Find and copy every line in the records that includes the string "marker".

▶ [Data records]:
---------------

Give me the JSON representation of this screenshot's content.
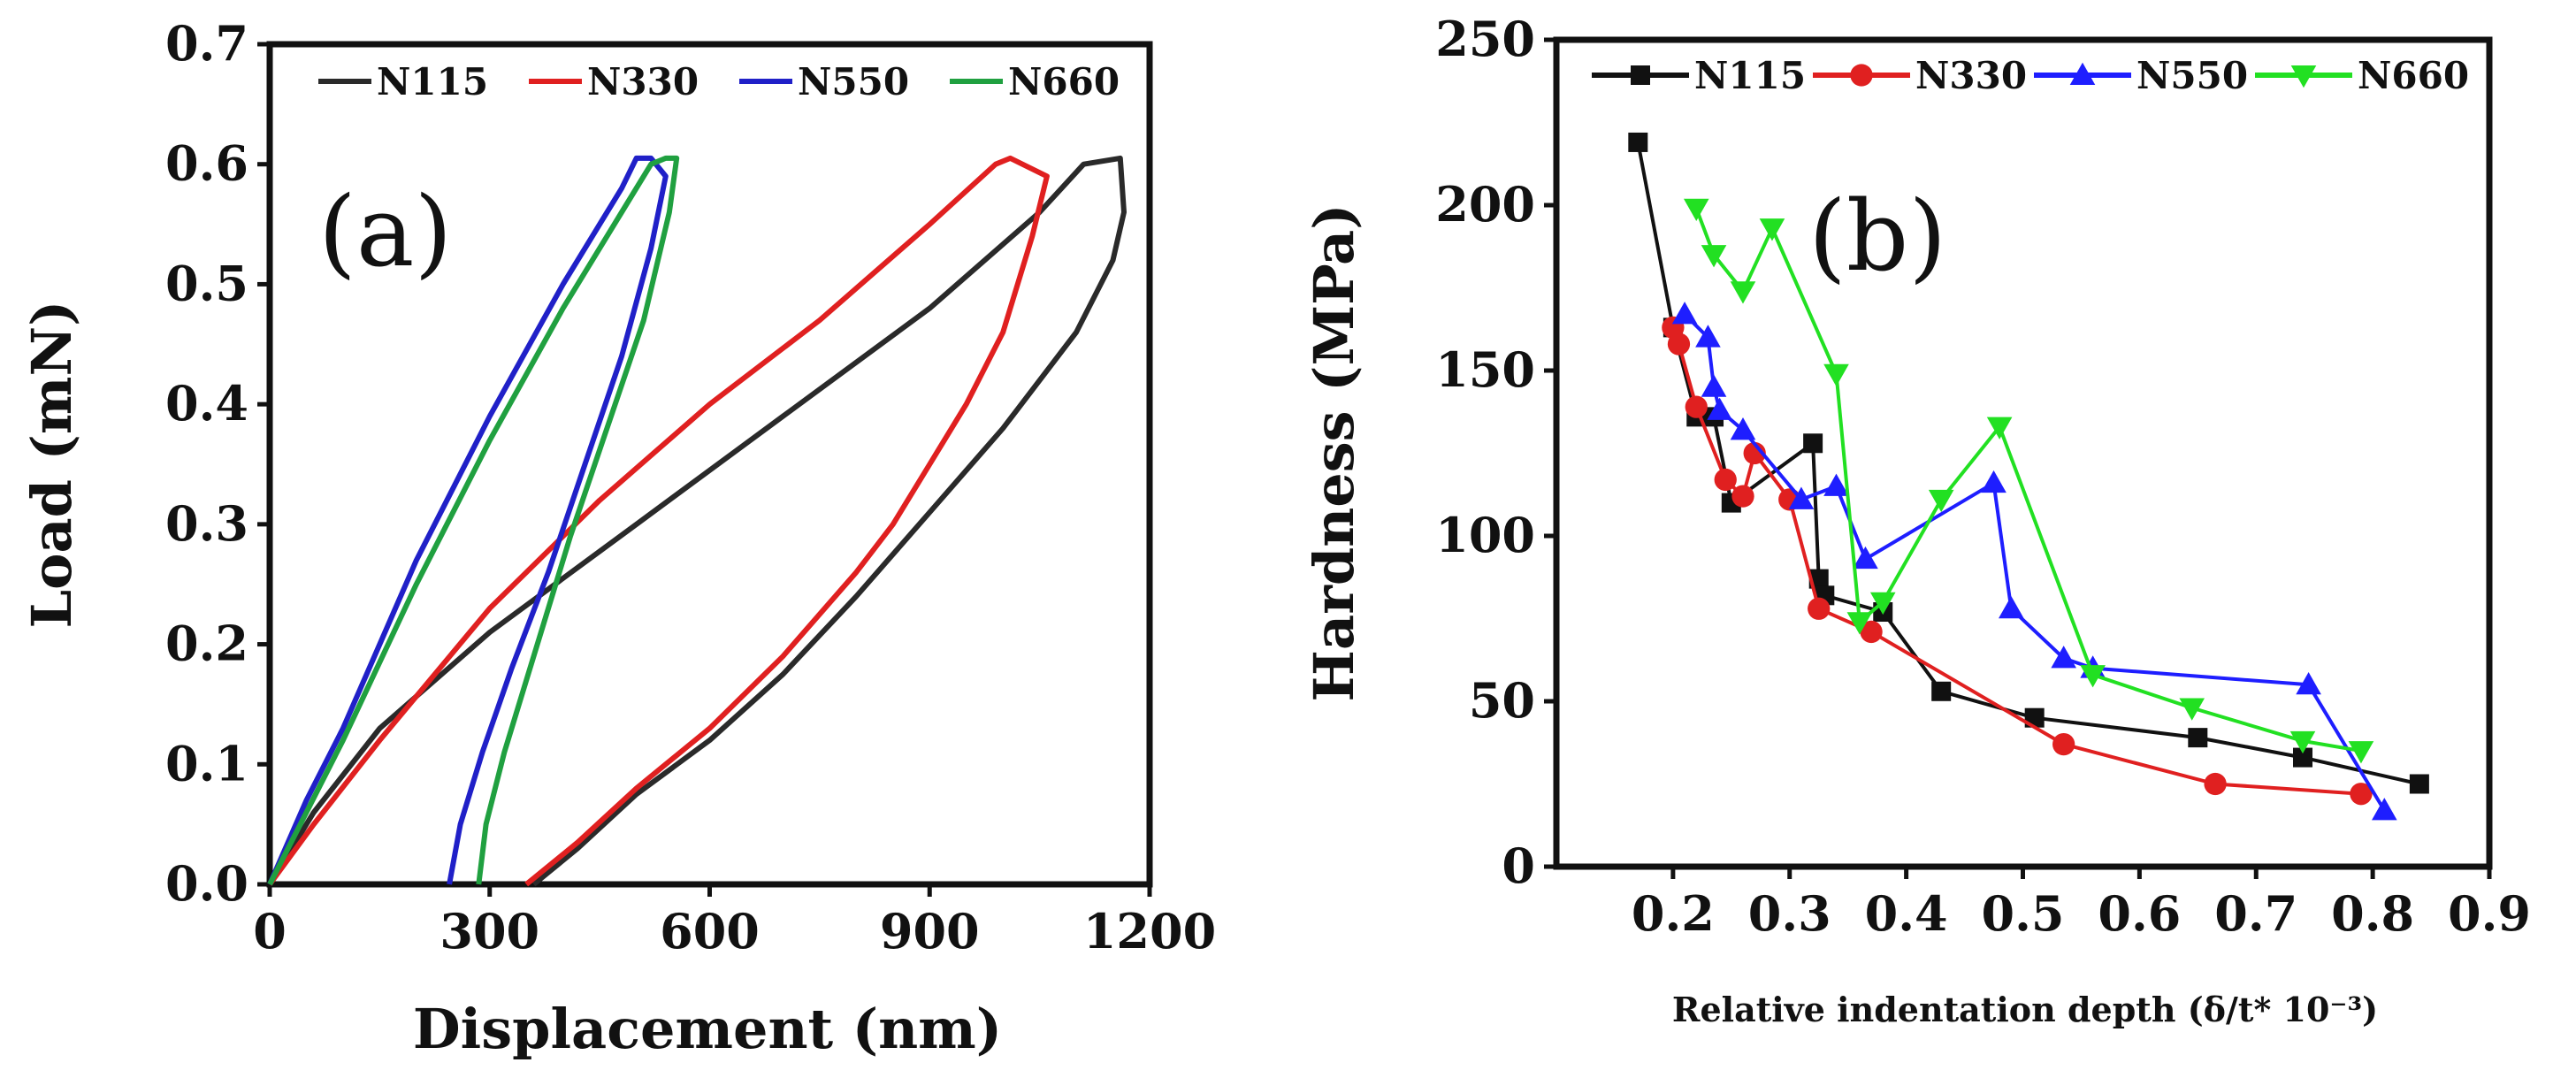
{
  "chart_data": [
    {
      "type": "line",
      "panel_label": "(a)",
      "xlabel": "Displacement (nm)",
      "ylabel": "Load (mN)",
      "xlim": [
        0,
        1200
      ],
      "ylim": [
        0,
        0.7
      ],
      "xticks": [
        "0",
        "300",
        "600",
        "900",
        "1200"
      ],
      "yticks": [
        "0.0",
        "0.1",
        "0.2",
        "0.3",
        "0.4",
        "0.5",
        "0.6",
        "0.7"
      ],
      "legend": [
        "N115",
        "N330",
        "N550",
        "N660"
      ],
      "legend_position": "top",
      "series": [
        {
          "name": "N115",
          "color": "#2a2a2a",
          "x": [
            0,
            60,
            150,
            300,
            500,
            700,
            900,
            1050,
            1110,
            1160,
            1165,
            1150,
            1100,
            1000,
            900,
            800,
            700,
            600,
            500,
            420,
            360
          ],
          "y": [
            0,
            0.06,
            0.13,
            0.21,
            0.3,
            0.39,
            0.48,
            0.56,
            0.6,
            0.605,
            0.56,
            0.52,
            0.46,
            0.38,
            0.31,
            0.24,
            0.175,
            0.12,
            0.075,
            0.03,
            0
          ]
        },
        {
          "name": "N330",
          "color": "#e02020",
          "x": [
            0,
            60,
            150,
            300,
            450,
            600,
            750,
            900,
            990,
            1010,
            1060,
            1040,
            1000,
            950,
            900,
            850,
            800,
            700,
            600,
            500,
            420,
            350
          ],
          "y": [
            0,
            0.05,
            0.12,
            0.23,
            0.32,
            0.4,
            0.47,
            0.55,
            0.6,
            0.605,
            0.59,
            0.54,
            0.46,
            0.4,
            0.35,
            0.3,
            0.26,
            0.19,
            0.13,
            0.08,
            0.035,
            0
          ]
        },
        {
          "name": "N550",
          "color": "#2020c8",
          "x": [
            0,
            50,
            100,
            200,
            300,
            400,
            480,
            500,
            520,
            540,
            520,
            480,
            430,
            380,
            330,
            290,
            260,
            245
          ],
          "y": [
            0,
            0.07,
            0.13,
            0.27,
            0.39,
            0.5,
            0.58,
            0.605,
            0.605,
            0.59,
            0.53,
            0.44,
            0.35,
            0.26,
            0.18,
            0.11,
            0.05,
            0
          ]
        },
        {
          "name": "N660",
          "color": "#20a040",
          "x": [
            0,
            50,
            100,
            200,
            300,
            400,
            480,
            520,
            540,
            555,
            545,
            510,
            460,
            410,
            360,
            320,
            295,
            285
          ],
          "y": [
            0,
            0.06,
            0.12,
            0.25,
            0.37,
            0.48,
            0.56,
            0.6,
            0.605,
            0.605,
            0.56,
            0.47,
            0.38,
            0.29,
            0.19,
            0.11,
            0.05,
            0
          ]
        }
      ]
    },
    {
      "type": "line",
      "panel_label": "(b)",
      "xlabel": "Relative indentation depth (δ/t* 10⁻³)",
      "ylabel": "Hardness (MPa)",
      "xlim": [
        0.1,
        0.9
      ],
      "ylim": [
        0,
        250
      ],
      "xticks": [
        "0.2",
        "0.3",
        "0.4",
        "0.5",
        "0.6",
        "0.7",
        "0.8",
        "0.9"
      ],
      "yticks": [
        "0",
        "50",
        "100",
        "150",
        "200",
        "250"
      ],
      "legend": [
        "N115",
        "N330",
        "N550",
        "N660"
      ],
      "legend_position": "top",
      "series": [
        {
          "name": "N115",
          "color": "#111111",
          "marker": "square",
          "x": [
            0.17,
            0.2,
            0.22,
            0.235,
            0.25,
            0.32,
            0.325,
            0.33,
            0.38,
            0.43,
            0.51,
            0.65,
            0.74,
            0.84
          ],
          "y": [
            219,
            163,
            136,
            136,
            110,
            128,
            87,
            82,
            77,
            53,
            45,
            39,
            33,
            25
          ]
        },
        {
          "name": "N330",
          "color": "#e02020",
          "marker": "circle",
          "x": [
            0.2,
            0.205,
            0.22,
            0.245,
            0.26,
            0.27,
            0.3,
            0.325,
            0.37,
            0.535,
            0.665,
            0.79
          ],
          "y": [
            163,
            158,
            139,
            117,
            112,
            125,
            111,
            78,
            71,
            37,
            25,
            22
          ]
        },
        {
          "name": "N550",
          "color": "#1e1eff",
          "marker": "triangle-up",
          "x": [
            0.21,
            0.23,
            0.235,
            0.24,
            0.26,
            0.31,
            0.34,
            0.365,
            0.475,
            0.49,
            0.535,
            0.56,
            0.745,
            0.81
          ],
          "y": [
            167,
            160,
            145,
            138,
            132,
            111,
            115,
            93,
            116,
            78,
            63,
            60,
            55,
            17
          ]
        },
        {
          "name": "N660",
          "color": "#22e022",
          "marker": "triangle-down",
          "x": [
            0.22,
            0.235,
            0.26,
            0.285,
            0.34,
            0.36,
            0.38,
            0.43,
            0.48,
            0.56,
            0.645,
            0.74,
            0.79
          ],
          "y": [
            199,
            185,
            174,
            193,
            149,
            74,
            80,
            111,
            133,
            58,
            48,
            38,
            35
          ]
        }
      ]
    }
  ]
}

---------------

▶ [Final answer]:
          "marker": "square",
          "marker": "circle",
          "marker": "triangle-up",
          "marker": "triangle-down",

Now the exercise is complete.